> **Exercise task**
Gather from the material every line that contains the string "subtitle".

(Structured figure records)
____________________
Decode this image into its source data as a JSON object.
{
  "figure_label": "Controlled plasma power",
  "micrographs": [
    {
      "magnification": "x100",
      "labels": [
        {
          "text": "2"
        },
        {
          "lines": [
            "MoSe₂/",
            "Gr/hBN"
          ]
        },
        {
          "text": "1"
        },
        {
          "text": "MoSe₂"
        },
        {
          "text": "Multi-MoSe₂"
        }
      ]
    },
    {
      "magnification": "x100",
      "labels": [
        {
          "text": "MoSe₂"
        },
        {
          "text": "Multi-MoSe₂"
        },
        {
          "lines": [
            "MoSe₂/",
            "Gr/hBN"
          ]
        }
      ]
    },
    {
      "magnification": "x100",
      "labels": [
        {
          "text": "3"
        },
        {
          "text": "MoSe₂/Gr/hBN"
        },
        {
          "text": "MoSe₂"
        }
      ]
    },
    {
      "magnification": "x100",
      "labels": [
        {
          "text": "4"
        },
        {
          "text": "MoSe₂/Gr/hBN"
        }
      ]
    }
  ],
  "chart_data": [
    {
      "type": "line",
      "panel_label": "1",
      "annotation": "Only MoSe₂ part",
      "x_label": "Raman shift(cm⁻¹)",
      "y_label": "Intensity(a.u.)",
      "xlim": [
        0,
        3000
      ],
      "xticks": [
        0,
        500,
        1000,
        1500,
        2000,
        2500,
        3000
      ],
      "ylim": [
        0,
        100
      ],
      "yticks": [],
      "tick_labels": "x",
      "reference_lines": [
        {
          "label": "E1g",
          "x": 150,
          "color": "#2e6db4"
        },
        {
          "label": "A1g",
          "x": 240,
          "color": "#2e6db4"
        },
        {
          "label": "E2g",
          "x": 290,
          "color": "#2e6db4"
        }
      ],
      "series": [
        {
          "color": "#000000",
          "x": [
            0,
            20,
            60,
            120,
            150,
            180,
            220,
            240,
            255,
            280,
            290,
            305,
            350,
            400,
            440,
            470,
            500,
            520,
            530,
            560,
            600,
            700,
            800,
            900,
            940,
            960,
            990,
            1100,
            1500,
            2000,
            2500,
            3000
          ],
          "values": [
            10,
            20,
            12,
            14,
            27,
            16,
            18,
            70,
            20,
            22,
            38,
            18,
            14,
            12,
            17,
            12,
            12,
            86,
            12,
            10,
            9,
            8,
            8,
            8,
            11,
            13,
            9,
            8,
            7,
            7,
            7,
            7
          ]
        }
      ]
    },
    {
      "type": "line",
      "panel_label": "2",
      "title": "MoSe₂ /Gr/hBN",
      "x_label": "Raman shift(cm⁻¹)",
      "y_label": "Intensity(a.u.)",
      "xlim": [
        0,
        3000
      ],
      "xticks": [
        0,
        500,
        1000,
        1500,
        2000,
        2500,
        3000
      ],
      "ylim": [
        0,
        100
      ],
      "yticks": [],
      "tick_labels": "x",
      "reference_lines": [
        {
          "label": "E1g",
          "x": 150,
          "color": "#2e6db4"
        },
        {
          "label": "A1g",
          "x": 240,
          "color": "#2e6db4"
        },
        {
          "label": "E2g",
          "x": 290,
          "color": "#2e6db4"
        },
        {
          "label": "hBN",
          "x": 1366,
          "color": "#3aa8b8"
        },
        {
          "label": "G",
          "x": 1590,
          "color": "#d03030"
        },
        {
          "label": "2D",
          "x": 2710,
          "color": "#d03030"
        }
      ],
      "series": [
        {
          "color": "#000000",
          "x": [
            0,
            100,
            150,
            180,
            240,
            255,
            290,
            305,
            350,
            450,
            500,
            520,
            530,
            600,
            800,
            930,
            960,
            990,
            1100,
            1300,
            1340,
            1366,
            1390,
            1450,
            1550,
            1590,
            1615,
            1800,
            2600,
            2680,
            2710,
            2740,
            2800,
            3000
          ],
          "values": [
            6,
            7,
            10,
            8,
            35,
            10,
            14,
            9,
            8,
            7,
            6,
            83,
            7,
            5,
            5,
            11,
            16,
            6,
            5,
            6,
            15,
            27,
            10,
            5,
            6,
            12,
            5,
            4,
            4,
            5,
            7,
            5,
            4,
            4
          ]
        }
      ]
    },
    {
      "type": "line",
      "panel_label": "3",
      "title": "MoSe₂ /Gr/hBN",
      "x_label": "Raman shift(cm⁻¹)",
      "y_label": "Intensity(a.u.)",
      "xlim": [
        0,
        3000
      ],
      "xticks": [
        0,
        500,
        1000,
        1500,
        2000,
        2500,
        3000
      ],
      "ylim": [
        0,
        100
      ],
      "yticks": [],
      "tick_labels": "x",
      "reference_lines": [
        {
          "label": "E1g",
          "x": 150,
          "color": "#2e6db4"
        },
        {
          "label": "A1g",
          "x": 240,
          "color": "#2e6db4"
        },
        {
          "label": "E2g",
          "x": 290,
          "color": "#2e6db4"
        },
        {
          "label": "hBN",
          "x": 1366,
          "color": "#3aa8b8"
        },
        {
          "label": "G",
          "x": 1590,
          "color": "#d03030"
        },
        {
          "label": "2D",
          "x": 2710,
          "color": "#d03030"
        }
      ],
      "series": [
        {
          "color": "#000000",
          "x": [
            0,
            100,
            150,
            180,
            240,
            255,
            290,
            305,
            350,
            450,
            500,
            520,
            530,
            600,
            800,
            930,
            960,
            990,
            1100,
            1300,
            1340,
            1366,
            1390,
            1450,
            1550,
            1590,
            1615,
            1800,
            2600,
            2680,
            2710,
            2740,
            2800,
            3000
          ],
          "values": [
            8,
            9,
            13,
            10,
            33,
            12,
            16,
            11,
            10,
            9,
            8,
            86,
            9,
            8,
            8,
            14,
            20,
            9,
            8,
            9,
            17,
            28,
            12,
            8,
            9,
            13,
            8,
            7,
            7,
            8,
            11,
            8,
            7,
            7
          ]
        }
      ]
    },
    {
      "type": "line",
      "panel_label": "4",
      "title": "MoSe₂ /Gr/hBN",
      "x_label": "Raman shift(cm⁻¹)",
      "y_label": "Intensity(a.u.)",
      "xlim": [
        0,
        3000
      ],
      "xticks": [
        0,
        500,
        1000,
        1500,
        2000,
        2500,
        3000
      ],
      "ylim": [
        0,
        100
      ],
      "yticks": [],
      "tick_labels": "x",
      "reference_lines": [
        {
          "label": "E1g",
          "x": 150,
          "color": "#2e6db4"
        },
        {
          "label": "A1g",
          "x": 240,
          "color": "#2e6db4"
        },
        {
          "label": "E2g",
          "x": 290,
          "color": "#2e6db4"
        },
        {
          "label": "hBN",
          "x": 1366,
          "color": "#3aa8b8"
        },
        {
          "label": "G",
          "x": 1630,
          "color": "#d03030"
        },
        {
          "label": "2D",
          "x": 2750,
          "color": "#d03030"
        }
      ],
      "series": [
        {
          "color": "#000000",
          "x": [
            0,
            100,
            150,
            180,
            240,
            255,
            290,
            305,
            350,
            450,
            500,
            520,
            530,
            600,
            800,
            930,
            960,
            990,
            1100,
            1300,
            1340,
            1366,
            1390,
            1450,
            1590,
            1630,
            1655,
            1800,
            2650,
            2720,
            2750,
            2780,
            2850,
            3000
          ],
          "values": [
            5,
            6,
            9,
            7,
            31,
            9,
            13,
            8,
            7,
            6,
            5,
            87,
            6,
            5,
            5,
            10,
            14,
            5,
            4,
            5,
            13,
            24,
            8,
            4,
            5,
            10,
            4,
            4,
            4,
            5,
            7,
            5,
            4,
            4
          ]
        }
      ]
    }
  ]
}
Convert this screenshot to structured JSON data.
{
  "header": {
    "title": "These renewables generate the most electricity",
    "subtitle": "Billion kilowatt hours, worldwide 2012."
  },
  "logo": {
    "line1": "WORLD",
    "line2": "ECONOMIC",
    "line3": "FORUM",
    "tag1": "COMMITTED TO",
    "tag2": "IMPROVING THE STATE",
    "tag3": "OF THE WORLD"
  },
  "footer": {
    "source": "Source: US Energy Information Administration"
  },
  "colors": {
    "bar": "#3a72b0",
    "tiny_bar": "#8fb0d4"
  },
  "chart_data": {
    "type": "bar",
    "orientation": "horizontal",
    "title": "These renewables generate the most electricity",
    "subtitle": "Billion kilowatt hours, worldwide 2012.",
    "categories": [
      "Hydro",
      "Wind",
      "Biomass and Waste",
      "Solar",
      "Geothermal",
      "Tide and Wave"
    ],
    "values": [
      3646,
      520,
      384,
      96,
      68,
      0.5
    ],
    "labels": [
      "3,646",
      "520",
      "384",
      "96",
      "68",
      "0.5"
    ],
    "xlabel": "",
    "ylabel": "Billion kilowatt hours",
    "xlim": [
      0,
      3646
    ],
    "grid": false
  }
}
____________________
> **Response below**
    "subtitle": "Billion kilowatt hours, worldwide 2012."
    "subtitle": "Billion kilowatt hours, worldwide 2012.",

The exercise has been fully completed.